--- Start ---

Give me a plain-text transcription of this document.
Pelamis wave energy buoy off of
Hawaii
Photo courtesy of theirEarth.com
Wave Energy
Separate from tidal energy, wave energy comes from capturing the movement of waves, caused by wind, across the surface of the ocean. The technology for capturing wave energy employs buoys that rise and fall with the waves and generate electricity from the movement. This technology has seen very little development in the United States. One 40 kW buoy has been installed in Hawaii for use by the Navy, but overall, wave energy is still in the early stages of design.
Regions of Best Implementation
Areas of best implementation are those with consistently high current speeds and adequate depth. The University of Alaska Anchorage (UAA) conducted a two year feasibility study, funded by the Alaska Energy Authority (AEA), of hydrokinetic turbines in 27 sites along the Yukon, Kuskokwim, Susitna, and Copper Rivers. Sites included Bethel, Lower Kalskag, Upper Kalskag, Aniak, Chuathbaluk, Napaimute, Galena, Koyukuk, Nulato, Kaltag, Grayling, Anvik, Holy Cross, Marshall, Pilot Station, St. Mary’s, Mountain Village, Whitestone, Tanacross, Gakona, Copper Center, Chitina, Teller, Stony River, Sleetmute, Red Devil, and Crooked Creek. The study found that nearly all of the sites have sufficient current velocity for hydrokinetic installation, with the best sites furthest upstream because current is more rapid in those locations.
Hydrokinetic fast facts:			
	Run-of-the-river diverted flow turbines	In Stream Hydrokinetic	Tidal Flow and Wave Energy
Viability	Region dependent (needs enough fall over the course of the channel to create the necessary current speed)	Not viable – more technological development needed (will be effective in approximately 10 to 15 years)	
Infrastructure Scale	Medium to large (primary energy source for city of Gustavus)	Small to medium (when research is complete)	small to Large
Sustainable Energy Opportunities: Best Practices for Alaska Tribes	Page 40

--- End ---

**What is needed**: Print the material verbatim, all of it.

**Written reply**:
Give me a plain-text transcription of this document.
Pelamis wave energy buoy off of
Hawaii
Photo courtesy of theirEarth.com
Wave Energy
Separate from tidal energy, wave energy comes from capturing the movement of waves, caused by wind, across the surface of the ocean. The technology for capturing wave energy employs buoys that rise and fall with the waves and generate electricity from the movement. This technology has seen very little development in the United States. One 40 kW buoy has been installed in Hawaii for use by the Navy, but overall, wave energy is still in the early stages of design.
Regions of Best Implementation
Areas of best implementation are those with consistently high current speeds and adequate depth. The University of Alaska Anchorage (UAA) conducted a two year feasibility study, funded by the Alaska Energy Authority (AEA), of hydrokinetic turbines in 27 sites along the Yukon, Kuskokwim, Susitna, and Copper Rivers. Sites included Bethel, Lower Kalskag, Upper Kalskag, Aniak, Chuathbaluk, Napaimute, Galena, Koyukuk, Nulato, Kaltag, Grayling, Anvik, Holy Cross, Marshall, Pilot Station, St. Mary’s, Mountain Village, Whitestone, Tanacross, Gakona, Copper Center, Chitina, Teller, Stony River, Sleetmute, Red Devil, and Crooked Creek. The study found that nearly all of the sites have sufficient current velocity for hydrokinetic installation, with the best sites furthest upstream because current is more rapid in those locations.
Hydrokinetic fast facts:			
	Run-of-the-river diverted flow turbines	In Stream Hydrokinetic	Tidal Flow and Wave Energy
Viability	Region dependent (needs enough fall over the course of the channel to create the necessary current speed)	Not viable – more technological development needed (will be effective in approximately 10 to 15 years)	
Infrastructure Scale	Medium to large (primary energy source for city of Gustavus)	Small to medium (when research is complete)	small to Large
Sustainable Energy Opportunities: Best Practices for Alaska Tribes	Page 40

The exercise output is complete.